Return the lines of the records as a JSON list of strings, one string per line, from the first line through the line that contains "Text: 8: 8 — [332, 440, 340, 453]". Leave out blank lines.

begin

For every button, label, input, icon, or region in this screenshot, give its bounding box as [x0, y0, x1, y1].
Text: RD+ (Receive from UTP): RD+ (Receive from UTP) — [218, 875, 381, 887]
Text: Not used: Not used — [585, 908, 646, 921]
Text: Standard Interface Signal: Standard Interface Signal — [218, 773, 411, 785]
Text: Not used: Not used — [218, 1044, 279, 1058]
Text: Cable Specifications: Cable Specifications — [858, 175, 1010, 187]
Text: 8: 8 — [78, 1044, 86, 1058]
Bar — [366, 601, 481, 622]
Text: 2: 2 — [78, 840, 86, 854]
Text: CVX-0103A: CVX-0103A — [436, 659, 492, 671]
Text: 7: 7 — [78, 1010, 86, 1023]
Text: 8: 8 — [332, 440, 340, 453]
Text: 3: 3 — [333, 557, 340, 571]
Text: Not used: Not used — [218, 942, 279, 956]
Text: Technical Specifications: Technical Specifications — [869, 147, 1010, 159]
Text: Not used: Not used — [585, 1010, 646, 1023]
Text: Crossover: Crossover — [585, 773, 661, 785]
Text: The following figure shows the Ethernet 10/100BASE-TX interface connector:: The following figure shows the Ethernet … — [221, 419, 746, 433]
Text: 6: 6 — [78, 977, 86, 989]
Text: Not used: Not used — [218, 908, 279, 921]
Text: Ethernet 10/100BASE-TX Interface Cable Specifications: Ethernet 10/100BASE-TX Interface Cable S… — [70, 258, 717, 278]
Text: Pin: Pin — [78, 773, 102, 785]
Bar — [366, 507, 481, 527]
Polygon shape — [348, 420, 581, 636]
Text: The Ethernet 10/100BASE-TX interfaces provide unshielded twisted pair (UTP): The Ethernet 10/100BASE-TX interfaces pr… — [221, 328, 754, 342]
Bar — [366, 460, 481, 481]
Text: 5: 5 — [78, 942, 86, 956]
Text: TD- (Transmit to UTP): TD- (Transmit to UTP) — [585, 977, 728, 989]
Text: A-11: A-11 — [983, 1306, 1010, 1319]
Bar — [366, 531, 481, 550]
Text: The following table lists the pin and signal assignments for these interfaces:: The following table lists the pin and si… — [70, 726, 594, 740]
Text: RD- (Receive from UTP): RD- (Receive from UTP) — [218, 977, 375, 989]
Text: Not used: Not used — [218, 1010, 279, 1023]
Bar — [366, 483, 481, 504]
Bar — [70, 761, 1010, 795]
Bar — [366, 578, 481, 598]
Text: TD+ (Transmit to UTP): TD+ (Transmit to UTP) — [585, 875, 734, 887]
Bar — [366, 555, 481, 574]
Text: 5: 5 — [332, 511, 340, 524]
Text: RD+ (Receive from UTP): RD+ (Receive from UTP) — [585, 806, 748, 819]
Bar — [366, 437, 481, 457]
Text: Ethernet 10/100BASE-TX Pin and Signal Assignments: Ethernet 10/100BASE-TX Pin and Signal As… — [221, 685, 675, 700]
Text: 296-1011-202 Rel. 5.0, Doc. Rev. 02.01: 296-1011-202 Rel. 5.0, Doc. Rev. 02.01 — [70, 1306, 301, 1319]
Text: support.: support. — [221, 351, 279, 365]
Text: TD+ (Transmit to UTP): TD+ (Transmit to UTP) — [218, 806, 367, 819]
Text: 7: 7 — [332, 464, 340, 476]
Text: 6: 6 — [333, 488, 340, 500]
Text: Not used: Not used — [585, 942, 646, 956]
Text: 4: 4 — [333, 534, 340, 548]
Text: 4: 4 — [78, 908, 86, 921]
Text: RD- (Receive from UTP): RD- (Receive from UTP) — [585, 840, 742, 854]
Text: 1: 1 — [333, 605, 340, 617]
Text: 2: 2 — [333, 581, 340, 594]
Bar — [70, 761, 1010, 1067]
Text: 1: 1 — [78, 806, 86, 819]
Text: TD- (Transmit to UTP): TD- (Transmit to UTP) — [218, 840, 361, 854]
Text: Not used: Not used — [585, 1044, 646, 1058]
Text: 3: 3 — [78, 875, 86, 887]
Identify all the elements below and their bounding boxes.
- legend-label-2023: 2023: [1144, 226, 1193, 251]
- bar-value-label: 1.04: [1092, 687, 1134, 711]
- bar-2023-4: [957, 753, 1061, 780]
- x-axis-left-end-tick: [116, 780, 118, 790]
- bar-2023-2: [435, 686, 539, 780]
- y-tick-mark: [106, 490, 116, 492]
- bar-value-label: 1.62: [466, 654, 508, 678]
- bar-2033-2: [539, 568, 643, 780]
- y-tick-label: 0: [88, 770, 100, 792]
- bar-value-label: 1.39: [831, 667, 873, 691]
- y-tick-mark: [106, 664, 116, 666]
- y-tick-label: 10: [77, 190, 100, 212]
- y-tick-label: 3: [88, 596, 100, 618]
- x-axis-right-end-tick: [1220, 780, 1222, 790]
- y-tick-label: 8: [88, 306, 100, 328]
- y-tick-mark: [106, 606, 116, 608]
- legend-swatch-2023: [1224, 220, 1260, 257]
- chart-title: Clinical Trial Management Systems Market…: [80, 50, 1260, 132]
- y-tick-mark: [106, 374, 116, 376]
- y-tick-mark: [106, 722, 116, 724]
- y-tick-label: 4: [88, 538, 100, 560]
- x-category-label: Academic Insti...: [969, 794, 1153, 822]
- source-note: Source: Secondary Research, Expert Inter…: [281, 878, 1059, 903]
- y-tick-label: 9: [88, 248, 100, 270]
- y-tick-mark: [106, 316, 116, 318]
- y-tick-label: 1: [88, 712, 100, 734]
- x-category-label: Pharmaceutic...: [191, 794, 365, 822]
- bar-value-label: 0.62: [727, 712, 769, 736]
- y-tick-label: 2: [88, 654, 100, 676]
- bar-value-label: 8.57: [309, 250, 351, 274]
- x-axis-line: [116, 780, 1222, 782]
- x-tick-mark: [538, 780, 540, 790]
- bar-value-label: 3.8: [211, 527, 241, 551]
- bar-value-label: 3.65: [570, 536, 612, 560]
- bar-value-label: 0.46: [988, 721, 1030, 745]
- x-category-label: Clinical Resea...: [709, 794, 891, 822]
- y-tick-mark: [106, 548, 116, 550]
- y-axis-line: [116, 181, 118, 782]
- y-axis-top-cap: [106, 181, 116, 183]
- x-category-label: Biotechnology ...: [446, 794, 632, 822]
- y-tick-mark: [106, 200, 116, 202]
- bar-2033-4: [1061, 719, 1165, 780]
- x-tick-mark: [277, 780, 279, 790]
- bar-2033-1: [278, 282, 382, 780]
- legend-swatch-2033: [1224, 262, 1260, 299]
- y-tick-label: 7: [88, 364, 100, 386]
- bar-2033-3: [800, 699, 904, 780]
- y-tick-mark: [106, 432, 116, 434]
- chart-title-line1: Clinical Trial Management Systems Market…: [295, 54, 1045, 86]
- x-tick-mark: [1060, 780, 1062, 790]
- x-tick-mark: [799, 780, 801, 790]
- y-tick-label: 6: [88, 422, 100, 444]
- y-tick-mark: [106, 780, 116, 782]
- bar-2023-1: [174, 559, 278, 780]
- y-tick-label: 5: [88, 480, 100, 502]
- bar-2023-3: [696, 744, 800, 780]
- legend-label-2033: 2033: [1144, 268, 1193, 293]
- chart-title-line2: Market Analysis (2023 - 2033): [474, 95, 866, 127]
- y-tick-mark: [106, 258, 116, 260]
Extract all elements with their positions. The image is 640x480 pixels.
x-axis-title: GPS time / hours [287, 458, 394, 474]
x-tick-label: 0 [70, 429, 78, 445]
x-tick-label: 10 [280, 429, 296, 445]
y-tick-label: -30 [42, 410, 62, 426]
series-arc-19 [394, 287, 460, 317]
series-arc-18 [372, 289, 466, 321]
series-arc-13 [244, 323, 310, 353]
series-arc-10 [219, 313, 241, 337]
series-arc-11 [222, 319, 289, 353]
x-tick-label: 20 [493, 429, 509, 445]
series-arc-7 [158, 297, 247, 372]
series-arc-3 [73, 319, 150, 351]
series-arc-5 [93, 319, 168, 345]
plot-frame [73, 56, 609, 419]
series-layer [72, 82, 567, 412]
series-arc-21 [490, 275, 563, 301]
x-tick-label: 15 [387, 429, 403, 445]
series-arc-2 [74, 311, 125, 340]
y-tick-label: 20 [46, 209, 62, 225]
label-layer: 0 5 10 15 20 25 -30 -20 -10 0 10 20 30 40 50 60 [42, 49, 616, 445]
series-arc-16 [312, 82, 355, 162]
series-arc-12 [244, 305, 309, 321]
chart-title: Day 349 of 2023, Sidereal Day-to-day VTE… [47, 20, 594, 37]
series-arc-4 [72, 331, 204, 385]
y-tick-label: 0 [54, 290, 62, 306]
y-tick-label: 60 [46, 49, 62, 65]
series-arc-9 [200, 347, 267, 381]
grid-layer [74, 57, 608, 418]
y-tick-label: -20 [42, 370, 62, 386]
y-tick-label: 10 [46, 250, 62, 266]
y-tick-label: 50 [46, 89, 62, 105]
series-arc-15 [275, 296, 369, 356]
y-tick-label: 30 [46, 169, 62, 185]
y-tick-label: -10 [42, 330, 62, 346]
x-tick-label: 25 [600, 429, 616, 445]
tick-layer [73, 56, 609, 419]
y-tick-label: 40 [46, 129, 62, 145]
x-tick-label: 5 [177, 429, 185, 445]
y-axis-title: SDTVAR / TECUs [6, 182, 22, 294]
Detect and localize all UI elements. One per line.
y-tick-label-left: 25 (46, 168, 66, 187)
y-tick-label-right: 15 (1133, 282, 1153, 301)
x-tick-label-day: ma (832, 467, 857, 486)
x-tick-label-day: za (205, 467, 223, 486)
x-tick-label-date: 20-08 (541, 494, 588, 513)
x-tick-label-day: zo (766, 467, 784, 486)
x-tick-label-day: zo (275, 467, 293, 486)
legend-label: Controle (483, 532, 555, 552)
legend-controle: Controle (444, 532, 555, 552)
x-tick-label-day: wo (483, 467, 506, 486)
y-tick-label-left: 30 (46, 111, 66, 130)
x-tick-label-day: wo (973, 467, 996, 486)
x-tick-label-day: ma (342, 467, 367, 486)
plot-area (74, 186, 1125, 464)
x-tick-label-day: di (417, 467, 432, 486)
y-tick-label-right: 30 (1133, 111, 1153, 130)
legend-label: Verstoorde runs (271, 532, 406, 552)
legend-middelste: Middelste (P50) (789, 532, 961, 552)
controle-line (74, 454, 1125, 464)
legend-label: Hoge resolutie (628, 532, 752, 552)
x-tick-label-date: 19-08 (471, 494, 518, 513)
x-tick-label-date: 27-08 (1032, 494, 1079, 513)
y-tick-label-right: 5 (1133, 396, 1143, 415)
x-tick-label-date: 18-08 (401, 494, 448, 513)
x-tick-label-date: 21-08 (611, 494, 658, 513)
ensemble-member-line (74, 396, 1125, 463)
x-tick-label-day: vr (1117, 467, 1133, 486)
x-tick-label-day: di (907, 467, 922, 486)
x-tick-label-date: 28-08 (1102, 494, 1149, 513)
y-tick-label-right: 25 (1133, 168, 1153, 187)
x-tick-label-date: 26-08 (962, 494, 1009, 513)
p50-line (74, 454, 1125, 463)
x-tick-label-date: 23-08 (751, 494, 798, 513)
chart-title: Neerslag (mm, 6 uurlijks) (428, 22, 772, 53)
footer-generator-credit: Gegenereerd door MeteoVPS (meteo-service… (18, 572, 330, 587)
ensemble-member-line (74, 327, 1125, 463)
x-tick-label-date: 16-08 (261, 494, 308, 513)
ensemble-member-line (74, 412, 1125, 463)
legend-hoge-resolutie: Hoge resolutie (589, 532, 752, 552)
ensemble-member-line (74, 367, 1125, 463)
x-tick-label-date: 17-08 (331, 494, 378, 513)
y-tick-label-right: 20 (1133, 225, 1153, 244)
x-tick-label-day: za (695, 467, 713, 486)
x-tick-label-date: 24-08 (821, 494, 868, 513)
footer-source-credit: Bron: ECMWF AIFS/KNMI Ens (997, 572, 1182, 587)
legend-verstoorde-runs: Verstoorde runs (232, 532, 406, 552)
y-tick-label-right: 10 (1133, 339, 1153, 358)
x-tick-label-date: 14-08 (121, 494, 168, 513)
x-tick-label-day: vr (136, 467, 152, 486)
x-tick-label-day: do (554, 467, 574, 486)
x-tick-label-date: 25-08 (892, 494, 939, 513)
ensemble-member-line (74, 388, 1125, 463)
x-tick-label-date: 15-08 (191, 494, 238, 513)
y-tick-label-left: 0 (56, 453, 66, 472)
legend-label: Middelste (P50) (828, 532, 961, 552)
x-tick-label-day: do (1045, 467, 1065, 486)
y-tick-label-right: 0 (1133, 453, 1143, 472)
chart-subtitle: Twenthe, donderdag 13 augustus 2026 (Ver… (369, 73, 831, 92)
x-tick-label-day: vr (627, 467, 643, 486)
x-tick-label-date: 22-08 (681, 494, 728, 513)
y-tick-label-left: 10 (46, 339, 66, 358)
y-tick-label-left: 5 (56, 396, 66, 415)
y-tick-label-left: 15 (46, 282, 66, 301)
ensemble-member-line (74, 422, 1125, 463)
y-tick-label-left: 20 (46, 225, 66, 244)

end

#### [REPLY]
[
  "For every button, label, input, icon, or region in this screenshot, give its bounding box as [x0, y0, x1, y1].",
  "Text: RD+ (Receive from UTP): RD+ (Receive from UTP) — [218, 875, 381, 887]",
  "Text: Not used: Not used — [585, 908, 646, 921]",
  "Text: Standard Interface Signal: Standard Interface Signal — [218, 773, 411, 785]",
  "Text: Not used: Not used — [218, 1044, 279, 1058]",
  "Text: Cable Specifications: Cable Specifications — [858, 175, 1010, 187]",
  "Text: 8: 8 — [78, 1044, 86, 1058]",
  "Bar — [366, 601, 481, 622]",
  "Text: 2: 2 — [78, 840, 86, 854]",
  "Text: CVX-0103A: CVX-0103A — [436, 659, 492, 671]",
  "Text: 7: 7 — [78, 1010, 86, 1023]",
  "Text: 8: 8 — [332, 440, 340, 453]"
]